### Dataset rows
** Begin **
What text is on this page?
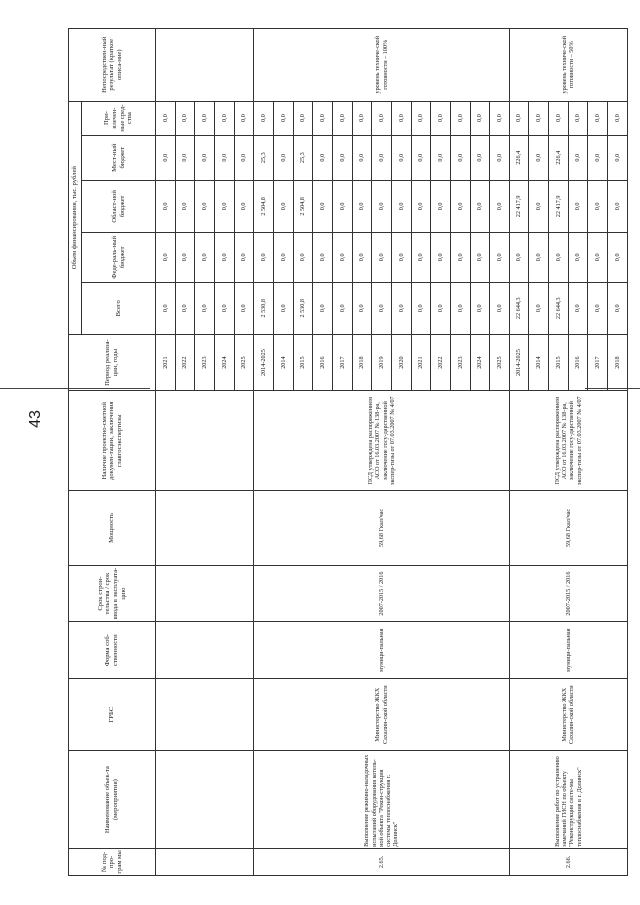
43
№ под-про-грам мы	Наименование объек-та (мероприятия)	ГРБС	Форма соб-ственности	Срок строи-тельства / срок ввода в эксплуата-цию	Мощность	Наличие проектно-сметной докумен-тации, заключения главгосэкспертизы	Период реализа-ции, годы	Объем финансирования, тыс. рублей					Непосредствен-ный результат (краткое описа-ние)
								Всего	Феде-раль-ный бюджет	Област-ной бюджет	Мест-ный бюджет	При-влечен-ные сред-ства	
							2021	0,0	0,0	0,0	0,0	0,0	
							2022	0,0	0,0	0,0	0,0	0,0	
							2023	0,0	0,0	0,0	0,0	0,0	
							2024	0,0	0,0	0,0	0,0	0,0	
							2025	0,0	0,0	0,0	0,0	0,0	
2.65.	Выполнение режимно-наладочных испытаний оборудования котель-ной объекта "Рекон-струкция системы теплоснабжения г. Долинск"	Министерство ЖКХ Сахалин-ской области	муници-пальная	2007-2015 / 2016	59,68 Гкал/час	ПСД утверждена распоряжением АСО от 16.03.2007 № 138-ра, заключение госу-дарственной экспер-тизы от 07.03.2007 № 4/07	2014-2025	2 530,8	0,0	2 504,8	25,3	0,0	уровень техниче-ской готовности – 100%
							2014	0,0	0,0	0,0	0,0	0,0	
							2015	2 530,8	0,0	2 504,8	25,3	0,0	
							2016	0,0	0,0	0,0	0,0	0,0	
							2017	0,0	0,0	0,0	0,0	0,0	
							2018	0,0	0,0	0,0	0,0	0,0	
							2019	0,0	0,0	0,0	0,0	0,0	
							2020	0,0	0,0	0,0	0,0	0,0	
							2021	0,0	0,0	0,0	0,0	0,0	
							2022	0,0	0,0	0,0	0,0	0,0	
							2023	0,0	0,0	0,0	0,0	0,0	
							2024	0,0	0,0	0,0	0,0	0,0	
							2025	0,0	0,0	0,0	0,0	0,0	
2.66.	Выполнение работ по устранению замечаний ГИСН по объекту "Реконструкция систе-мы теплоснабжения в г. Долинск"	Министерство ЖКХ Сахалин-ской области	муници-пальная	2007-2015 / 2016	59,68 Гкал/час	ПСД утверждена распоряжением АСО от 16.03.2007 № 138-ра, заключение госу-дарственной экспер-тизы от 07.03.2007 № 4/07	2014-2025	22 644,3	0,0	22 417,9	226,4	0,0	уровень техниче-ской готовности – 50%
							2014	0,0	0,0	0,0	0,0	0,0	
							2015	22 644,3	0,0	22 417,9	226,4	0,0	
							2016	0,0	0,0	0,0	0,0	0,0	
							2017	0,0	0,0	0,0	0,0	0,0	
							2018	0,0	0,0	0,0	0,0	0,0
** End **
### Task description
Repeat every record above exactly, but leave out any pictures.

### Task result
What text is on this page?
43
№ под-про-грам мы	Наименование объек-та (мероприятия)	ГРБС	Форма соб-ственности	Срок строи-тельства / срок ввода в эксплуата-цию	Мощность	Наличие проектно-сметной докумен-тации, заключения главгосэкспертизы	Период реализа-ции, годы	Объем финансирования, тыс. рублей					Непосредствен-ный результат (краткое описа-ние)
								Всего	Феде-раль-ный бюджет	Област-ной бюджет	Мест-ный бюджет	При-влечен-ные сред-ства	
							2021	0,0	0,0	0,0	0,0	0,0	
							2022	0,0	0,0	0,0	0,0	0,0	
							2023	0,0	0,0	0,0	0,0	0,0	
							2024	0,0	0,0	0,0	0,0	0,0	
							2025	0,0	0,0	0,0	0,0	0,0	
2.65.	Выполнение режимно-наладочных испытаний оборудования котель-ной объекта "Рекон-струкция системы теплоснабжения г. Долинск"	Министерство ЖКХ Сахалин-ской области	муници-пальная	2007-2015 / 2016	59,68 Гкал/час	ПСД утверждена распоряжением АСО от 16.03.2007 № 138-ра, заключение госу-дарственной экспер-тизы от 07.03.2007 № 4/07	2014-2025	2 530,8	0,0	2 504,8	25,3	0,0	уровень техниче-ской готовности – 100%
							2014	0,0	0,0	0,0	0,0	0,0	
							2015	2 530,8	0,0	2 504,8	25,3	0,0	
							2016	0,0	0,0	0,0	0,0	0,0	
							2017	0,0	0,0	0,0	0,0	0,0	
							2018	0,0	0,0	0,0	0,0	0,0	
							2019	0,0	0,0	0,0	0,0	0,0	
							2020	0,0	0,0	0,0	0,0	0,0	
							2021	0,0	0,0	0,0	0,0	0,0	
							2022	0,0	0,0	0,0	0,0	0,0	
							2023	0,0	0,0	0,0	0,0	0,0	
							2024	0,0	0,0	0,0	0,0	0,0	
							2025	0,0	0,0	0,0	0,0	0,0	
2.66.	Выполнение работ по устранению замечаний ГИСН по объекту "Реконструкция систе-мы теплоснабжения в г. Долинск"	Министерство ЖКХ Сахалин-ской области	муници-пальная	2007-2015 / 2016	59,68 Гкал/час	ПСД утверждена распоряжением АСО от 16.03.2007 № 138-ра, заключение госу-дарственной экспер-тизы от 07.03.2007 № 4/07	2014-2025	22 644,3	0,0	22 417,9	226,4	0,0	уровень техниче-ской готовности – 50%
							2014	0,0	0,0	0,0	0,0	0,0	
							2015	22 644,3	0,0	22 417,9	226,4	0,0	
							2016	0,0	0,0	0,0	0,0	0,0	
							2017	0,0	0,0	0,0	0,0	0,0	
							2018	0,0	0,0	0,0	0,0	0,0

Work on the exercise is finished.